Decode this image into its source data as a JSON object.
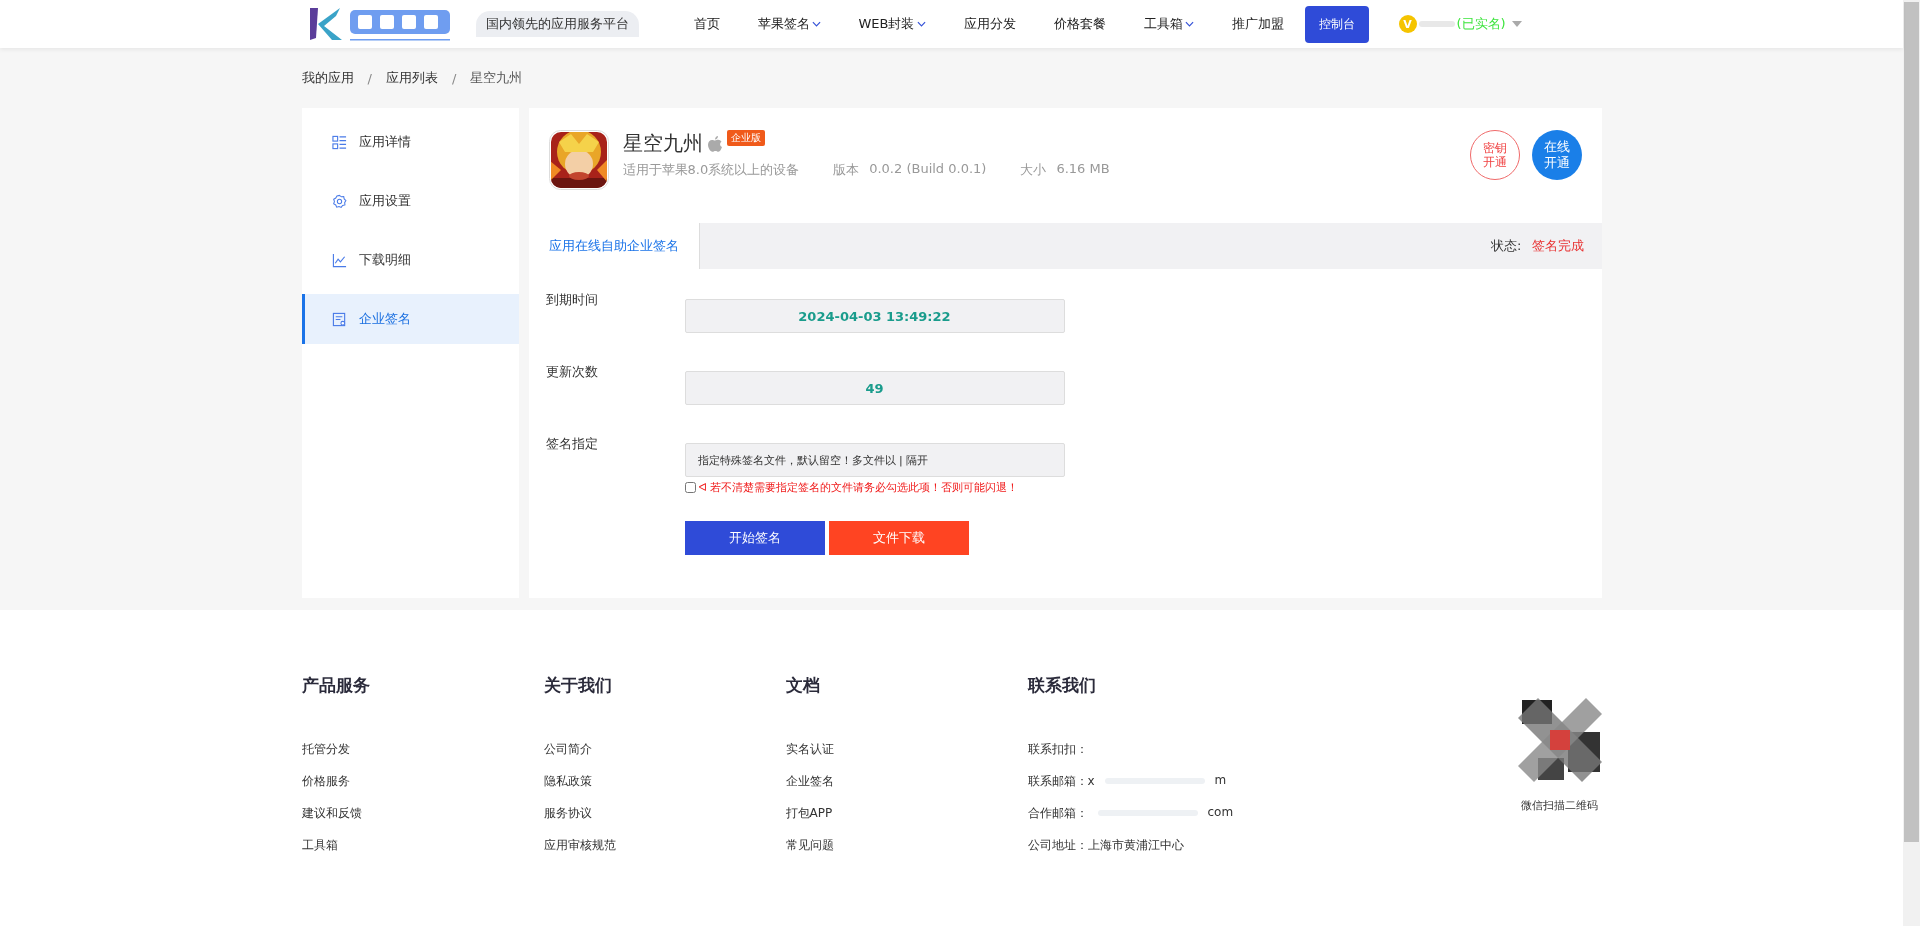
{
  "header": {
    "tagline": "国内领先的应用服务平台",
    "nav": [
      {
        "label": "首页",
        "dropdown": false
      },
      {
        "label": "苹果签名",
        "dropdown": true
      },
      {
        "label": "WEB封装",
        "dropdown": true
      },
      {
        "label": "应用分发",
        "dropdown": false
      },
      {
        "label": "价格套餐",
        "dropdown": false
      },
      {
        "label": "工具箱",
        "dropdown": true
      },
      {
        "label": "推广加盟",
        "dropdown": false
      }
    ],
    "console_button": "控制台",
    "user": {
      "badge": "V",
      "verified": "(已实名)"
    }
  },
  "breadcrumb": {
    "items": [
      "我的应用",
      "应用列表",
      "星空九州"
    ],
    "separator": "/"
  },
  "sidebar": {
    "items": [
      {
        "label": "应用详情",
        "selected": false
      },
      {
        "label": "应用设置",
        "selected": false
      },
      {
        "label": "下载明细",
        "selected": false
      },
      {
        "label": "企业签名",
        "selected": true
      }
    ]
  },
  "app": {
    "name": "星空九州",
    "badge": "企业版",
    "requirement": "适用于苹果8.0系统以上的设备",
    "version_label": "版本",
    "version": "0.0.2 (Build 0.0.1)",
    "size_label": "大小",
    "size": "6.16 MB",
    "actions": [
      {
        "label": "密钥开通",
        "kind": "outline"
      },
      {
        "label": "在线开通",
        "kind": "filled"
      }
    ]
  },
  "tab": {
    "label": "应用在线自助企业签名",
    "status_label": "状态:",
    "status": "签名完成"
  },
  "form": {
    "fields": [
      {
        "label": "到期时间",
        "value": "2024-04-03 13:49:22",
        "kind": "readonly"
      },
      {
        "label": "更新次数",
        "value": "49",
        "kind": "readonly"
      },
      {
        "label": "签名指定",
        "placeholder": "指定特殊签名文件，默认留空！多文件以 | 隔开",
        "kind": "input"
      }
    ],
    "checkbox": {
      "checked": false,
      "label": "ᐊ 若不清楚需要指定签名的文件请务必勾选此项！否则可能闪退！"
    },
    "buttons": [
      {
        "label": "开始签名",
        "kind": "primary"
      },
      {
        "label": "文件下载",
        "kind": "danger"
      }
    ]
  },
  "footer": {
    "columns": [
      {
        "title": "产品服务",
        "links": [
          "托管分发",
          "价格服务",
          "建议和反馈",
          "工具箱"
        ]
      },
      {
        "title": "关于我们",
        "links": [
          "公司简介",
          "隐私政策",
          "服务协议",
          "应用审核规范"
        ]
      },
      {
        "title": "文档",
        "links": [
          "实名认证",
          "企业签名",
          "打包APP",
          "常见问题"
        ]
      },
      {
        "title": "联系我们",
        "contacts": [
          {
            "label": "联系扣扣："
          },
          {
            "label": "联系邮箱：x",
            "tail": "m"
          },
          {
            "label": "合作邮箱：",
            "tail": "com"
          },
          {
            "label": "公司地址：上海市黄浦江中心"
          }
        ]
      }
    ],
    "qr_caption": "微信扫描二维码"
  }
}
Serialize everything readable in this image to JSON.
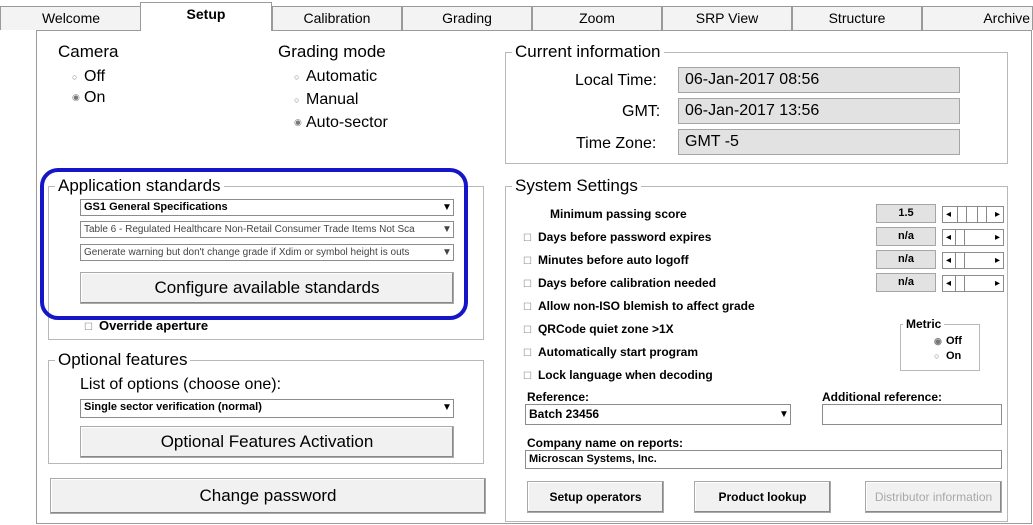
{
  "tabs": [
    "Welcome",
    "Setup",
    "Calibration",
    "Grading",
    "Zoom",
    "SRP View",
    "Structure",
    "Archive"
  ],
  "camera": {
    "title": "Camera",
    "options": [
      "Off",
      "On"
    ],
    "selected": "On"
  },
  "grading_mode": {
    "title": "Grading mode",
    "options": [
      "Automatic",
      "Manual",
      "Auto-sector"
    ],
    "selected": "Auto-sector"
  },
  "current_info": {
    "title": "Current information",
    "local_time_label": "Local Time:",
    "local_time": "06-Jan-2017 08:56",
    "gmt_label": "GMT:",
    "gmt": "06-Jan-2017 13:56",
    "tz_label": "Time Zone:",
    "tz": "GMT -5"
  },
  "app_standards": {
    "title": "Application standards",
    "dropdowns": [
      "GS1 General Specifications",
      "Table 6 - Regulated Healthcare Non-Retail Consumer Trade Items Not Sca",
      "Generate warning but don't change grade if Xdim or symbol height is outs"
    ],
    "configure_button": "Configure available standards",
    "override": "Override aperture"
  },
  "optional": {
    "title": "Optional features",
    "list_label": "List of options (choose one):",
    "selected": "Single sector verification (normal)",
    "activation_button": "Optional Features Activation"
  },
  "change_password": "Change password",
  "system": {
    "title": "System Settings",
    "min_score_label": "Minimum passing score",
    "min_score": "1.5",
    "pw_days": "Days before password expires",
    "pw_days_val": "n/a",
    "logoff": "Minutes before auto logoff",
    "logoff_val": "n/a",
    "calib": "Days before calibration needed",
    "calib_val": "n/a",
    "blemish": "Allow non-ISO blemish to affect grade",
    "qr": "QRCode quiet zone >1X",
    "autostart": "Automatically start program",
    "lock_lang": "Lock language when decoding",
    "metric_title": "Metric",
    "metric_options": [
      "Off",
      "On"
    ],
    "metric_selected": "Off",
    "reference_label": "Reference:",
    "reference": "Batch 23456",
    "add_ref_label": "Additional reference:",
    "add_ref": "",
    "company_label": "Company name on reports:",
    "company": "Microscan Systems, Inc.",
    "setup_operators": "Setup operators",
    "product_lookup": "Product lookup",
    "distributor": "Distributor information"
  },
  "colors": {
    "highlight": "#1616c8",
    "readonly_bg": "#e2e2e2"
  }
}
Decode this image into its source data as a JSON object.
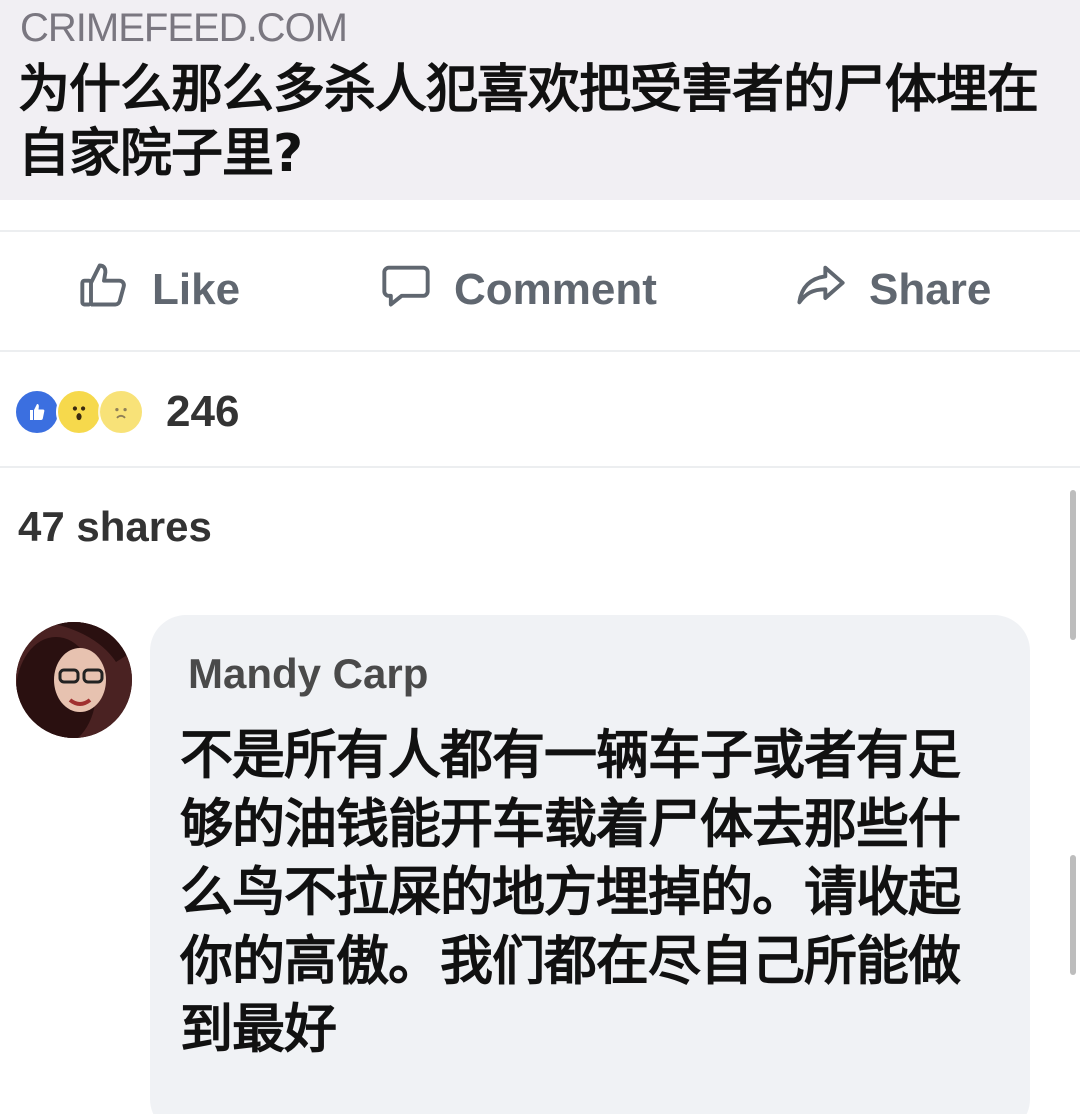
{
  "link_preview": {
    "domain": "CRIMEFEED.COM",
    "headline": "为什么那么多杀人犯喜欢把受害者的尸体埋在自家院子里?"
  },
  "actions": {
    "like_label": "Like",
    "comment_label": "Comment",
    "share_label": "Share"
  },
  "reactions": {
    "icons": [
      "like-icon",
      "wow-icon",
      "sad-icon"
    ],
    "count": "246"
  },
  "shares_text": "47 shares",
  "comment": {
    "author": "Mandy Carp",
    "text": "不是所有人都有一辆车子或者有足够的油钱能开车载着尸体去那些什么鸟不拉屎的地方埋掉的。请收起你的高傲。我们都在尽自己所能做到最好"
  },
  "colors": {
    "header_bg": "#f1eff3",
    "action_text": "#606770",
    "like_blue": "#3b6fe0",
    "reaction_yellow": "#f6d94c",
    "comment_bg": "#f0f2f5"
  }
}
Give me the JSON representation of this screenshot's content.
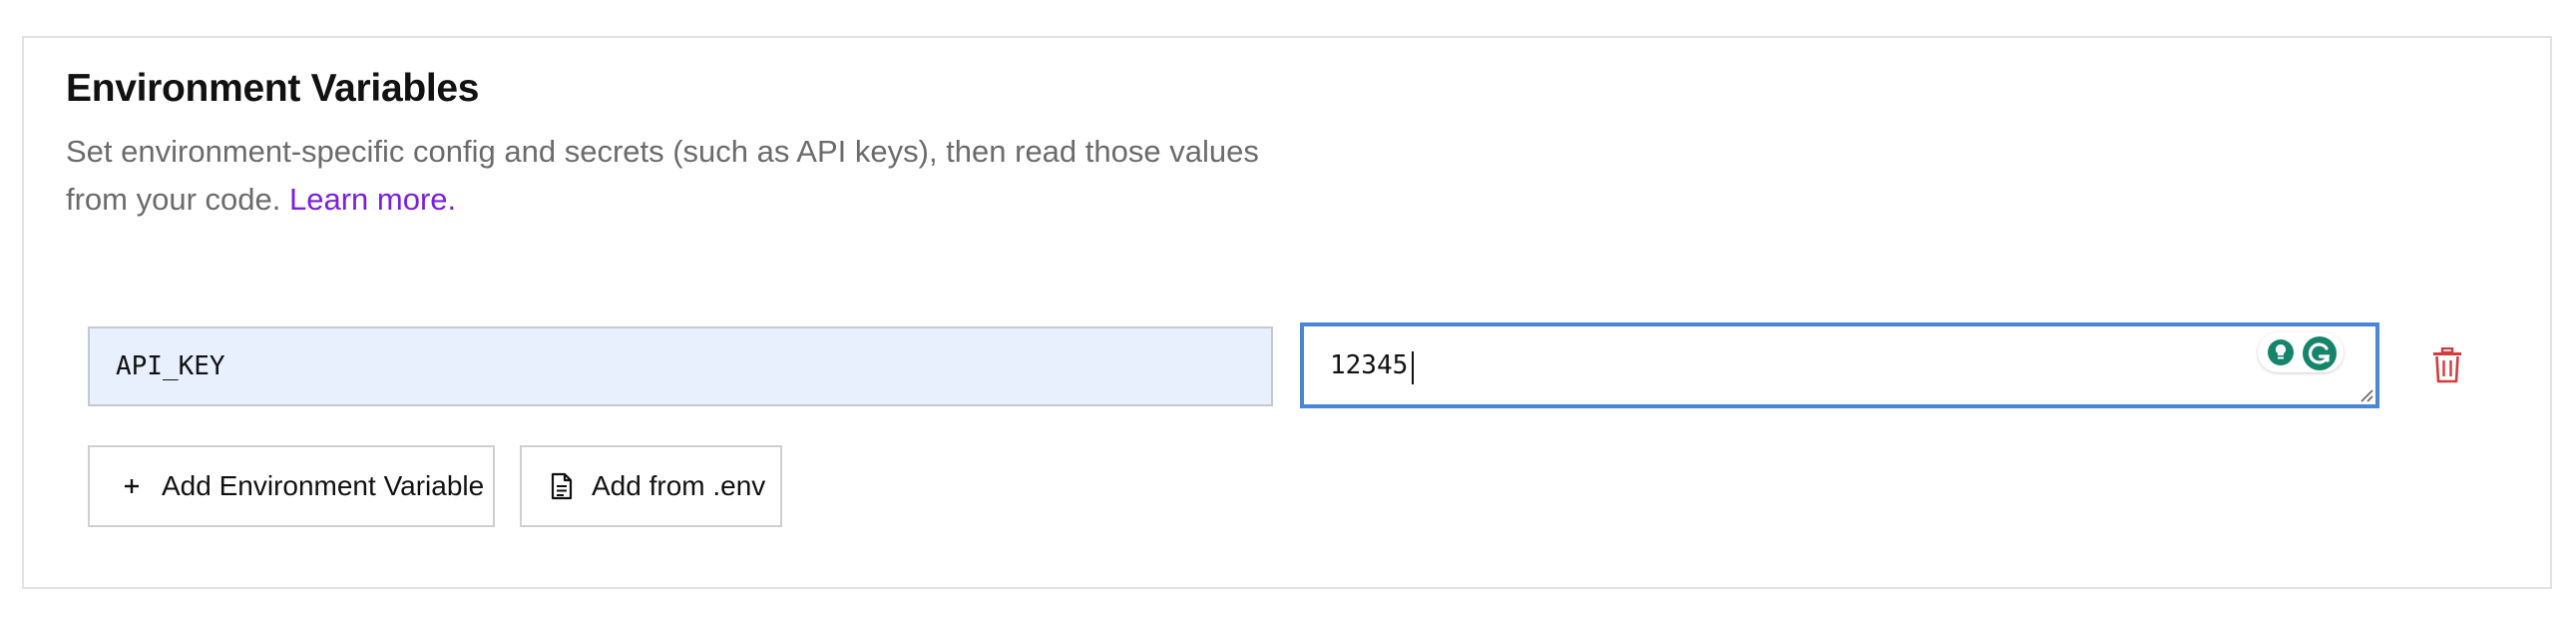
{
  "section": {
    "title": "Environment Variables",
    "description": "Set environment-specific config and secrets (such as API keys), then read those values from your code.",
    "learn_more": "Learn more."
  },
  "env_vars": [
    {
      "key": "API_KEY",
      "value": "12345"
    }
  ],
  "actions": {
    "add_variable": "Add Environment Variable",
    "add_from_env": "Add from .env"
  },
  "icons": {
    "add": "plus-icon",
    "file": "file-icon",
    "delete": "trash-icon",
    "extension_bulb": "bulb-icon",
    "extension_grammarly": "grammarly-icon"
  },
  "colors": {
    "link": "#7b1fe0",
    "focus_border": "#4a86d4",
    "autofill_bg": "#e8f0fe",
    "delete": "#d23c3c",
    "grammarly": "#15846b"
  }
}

---

GOAL
Omit the pictures. Transcribe every record exactly.

WORKED ANSWER
Decode this image into its source data as a JSON object.
{
  "header": {
    "tagline": "国内领先的应用服务平台",
    "nav": [
      {
        "label": "首页",
        "dropdown": false
      },
      {
        "label": "苹果签名",
        "dropdown": true
      },
      {
        "label": "WEB封装",
        "dropdown": true
      },
      {
        "label": "应用分发",
        "dropdown": false
      },
      {
        "label": "价格套餐",
        "dropdown": false
      },
      {
        "label": "工具箱",
        "dropdown": true
      },
      {
        "label": "推广加盟",
        "dropdown": false
      }
    ],
    "console_button": "控制台",
    "user": {
      "badge": "V",
      "verified": "(已实名)"
    }
  },
  "breadcrumb": {
    "items": [
      "我的应用",
      "应用列表",
      "星空九州"
    ],
    "separator": "/"
  },
  "sidebar": {
    "items": [
      {
        "label": "应用详情",
        "selected": false
      },
      {
        "label": "应用设置",
        "selected": false
      },
      {
        "label": "下载明细",
        "selected": false
      },
      {
        "label": "企业签名",
        "selected": true
      }
    ]
  },
  "app": {
    "name": "星空九州",
    "badge": "企业版",
    "requirement": "适用于苹果8.0系统以上的设备",
    "version_label": "版本",
    "version": "0.0.2 (Build 0.0.1)",
    "size_label": "大小",
    "size": "6.16 MB",
    "actions": [
      {
        "label": "密钥开通",
        "kind": "outline"
      },
      {
        "label": "在线开通",
        "kind": "filled"
      }
    ]
  },
  "tab": {
    "label": "应用在线自助企业签名",
    "status_label": "状态:",
    "status": "签名完成"
  },
  "form": {
    "fields": [
      {
        "label": "到期时间",
        "value": "2024-04-03 13:49:22",
        "kind": "readonly"
      },
      {
        "label": "更新次数",
        "value": "49",
        "kind": "readonly"
      },
      {
        "label": "签名指定",
        "placeholder": "指定特殊签名文件，默认留空！多文件以 | 隔开",
        "kind": "input"
      }
    ],
    "checkbox": {
      "checked": false,
      "label": "ᐊ 若不清楚需要指定签名的文件请务必勾选此项！否则可能闪退！"
    },
    "buttons": [
      {
        "label": "开始签名",
        "kind": "primary"
      },
      {
        "label": "文件下载",
        "kind": "danger"
      }
    ]
  },
  "footer": {
    "columns": [
      {
        "title": "产品服务",
        "links": [
          "托管分发",
          "价格服务",
          "建议和反馈",
          "工具箱"
        ]
      },
      {
        "title": "关于我们",
        "links": [
          "公司简介",
          "隐私政策",
          "服务协议",
          "应用审核规范"
        ]
      },
      {
        "title": "文档",
        "links": [
          "实名认证",
          "企业签名",
          "打包APP",
          "常见问题"
        ]
      },
      {
        "title": "联系我们",
        "contacts": [
          {
            "label": "联系扣扣："
          },
          {
            "label": "联系邮箱：x",
            "tail": "m"
          },
          {
            "label": "合作邮箱：",
            "tail": "com"
          },
          {
            "label": "公司地址：上海市黄浦江中心"
          }
        ]
      }
    ],
    "qr_caption": "微信扫描二维码"
  }
}
Serialize everything readable in this image to JSON.
{
  "tabs": [
    "Welcome",
    "Setup",
    "Calibration",
    "Grading",
    "Zoom",
    "SRP View",
    "Structure",
    "Archive"
  ],
  "camera": {
    "title": "Camera",
    "options": [
      "Off",
      "On"
    ],
    "selected": "On"
  },
  "grading_mode": {
    "title": "Grading mode",
    "options": [
      "Automatic",
      "Manual",
      "Auto-sector"
    ],
    "selected": "Auto-sector"
  },
  "current_info": {
    "title": "Current information",
    "local_time_label": "Local Time:",
    "local_time": "06-Jan-2017 08:56",
    "gmt_label": "GMT:",
    "gmt": "06-Jan-2017 13:56",
    "tz_label": "Time Zone:",
    "tz": "GMT -5"
  },
  "app_standards": {
    "title": "Application standards",
    "dropdowns": [
      "GS1 General Specifications",
      "Table 6 - Regulated Healthcare Non-Retail Consumer Trade Items Not Sca",
      "Generate warning but don't change grade if Xdim or symbol height is outs"
    ],
    "configure_button": "Configure available standards",
    "override": "Override aperture"
  },
  "optional": {
    "title": "Optional features",
    "list_label": "List of options (choose one):",
    "selected": "Single sector verification (normal)",
    "activation_button": "Optional Features Activation"
  },
  "change_password": "Change password",
  "system": {
    "title": "System Settings",
    "min_score_label": "Minimum passing score",
    "min_score": "1.5",
    "pw_days": "Days before password expires",
    "pw_days_val": "n/a",
    "logoff": "Minutes before auto logoff",
    "logoff_val": "n/a",
    "calib": "Days before calibration needed",
    "calib_val": "n/a",
    "blemish": "Allow non-ISO blemish to affect grade",
    "qr": "QRCode quiet zone >1X",
    "autostart": "Automatically start program",
    "lock_lang": "Lock language when decoding",
    "metric_title": "Metric",
    "metric_options": [
      "Off",
      "On"
    ],
    "metric_selected": "Off",
    "reference_label": "Reference:",
    "reference": "Batch 23456",
    "add_ref_label": "Additional reference:",
    "add_ref": "",
    "company_label": "Company name on reports:",
    "company": "Microscan Systems, Inc.",
    "setup_operators": "Setup operators",
    "product_lookup": "Product lookup",
    "distributor": "Distributor information"
  },
  "colors": {
    "highlight": "#1616c8",
    "readonly_bg": "#e2e2e2"
  }
}
Decode this image into its source data as a JSON object.
{
  "link_preview": {
    "domain": "CRIMEFEED.COM",
    "headline": "为什么那么多杀人犯喜欢把受害者的尸体埋在自家院子里?"
  },
  "actions": {
    "like_label": "Like",
    "comment_label": "Comment",
    "share_label": "Share"
  },
  "reactions": {
    "icons": [
      "like-icon",
      "wow-icon",
      "sad-icon"
    ],
    "count": "246"
  },
  "shares_text": "47 shares",
  "comment": {
    "author": "Mandy Carp",
    "text": "不是所有人都有一辆车子或者有足够的油钱能开车载着尸体去那些什么鸟不拉屎的地方埋掉的。请收起你的高傲。我们都在尽自己所能做到最好"
  },
  "colors": {
    "header_bg": "#f1eff3",
    "action_text": "#606770",
    "like_blue": "#3b6fe0",
    "reaction_yellow": "#f6d94c",
    "comment_bg": "#f0f2f5"
  }
}
Give me the JSON representation of this screenshot's content.
{
  "section": {
    "title": "Environment Variables",
    "description": "Set environment-specific config and secrets (such as API keys), then read those values from your code.",
    "learn_more": "Learn more."
  },
  "env_vars": [
    {
      "key": "API_KEY",
      "value": "12345"
    }
  ],
  "actions": {
    "add_variable": "Add Environment Variable",
    "add_from_env": "Add from .env"
  },
  "icons": {
    "add": "plus-icon",
    "file": "file-icon",
    "delete": "trash-icon",
    "extension_bulb": "bulb-icon",
    "extension_grammarly": "grammarly-icon"
  },
  "colors": {
    "link": "#7b1fe0",
    "focus_border": "#4a86d4",
    "autofill_bg": "#e8f0fe",
    "delete": "#d23c3c",
    "grammarly": "#15846b"
  }
}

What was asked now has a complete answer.